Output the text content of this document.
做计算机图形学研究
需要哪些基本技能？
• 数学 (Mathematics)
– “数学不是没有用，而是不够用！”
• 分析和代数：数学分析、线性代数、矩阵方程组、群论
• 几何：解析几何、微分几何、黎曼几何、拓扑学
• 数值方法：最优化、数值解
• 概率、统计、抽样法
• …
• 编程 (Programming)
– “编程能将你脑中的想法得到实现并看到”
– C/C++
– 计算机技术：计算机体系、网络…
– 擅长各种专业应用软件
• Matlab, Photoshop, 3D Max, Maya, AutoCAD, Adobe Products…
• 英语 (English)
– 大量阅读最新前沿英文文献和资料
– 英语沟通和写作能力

■ ■ ■ ■ ■ ■ ■

- [Stated exercise] Return each entry from above without altering a single character.

- [Solved exercise]
Output the text content of this document.
做计算机图形学研究
需要哪些基本技能？
• 数学 (Mathematics)
– “数学不是没有用，而是不够用！”
• 分析和代数：数学分析、线性代数、矩阵方程组、群论
• 几何：解析几何、微分几何、黎曼几何、拓扑学
• 数值方法：最优化、数值解
• 概率、统计、抽样法
• …
• 编程 (Programming)
– “编程能将你脑中的想法得到实现并看到”
– C/C++
– 计算机技术：计算机体系、网络…
– 擅长各种专业应用软件
• Matlab, Photoshop, 3D Max, Maya, AutoCAD, Adobe Products…
• 英语 (English)
– 大量阅读最新前沿英文文献和资料
– 英语沟通和写作能力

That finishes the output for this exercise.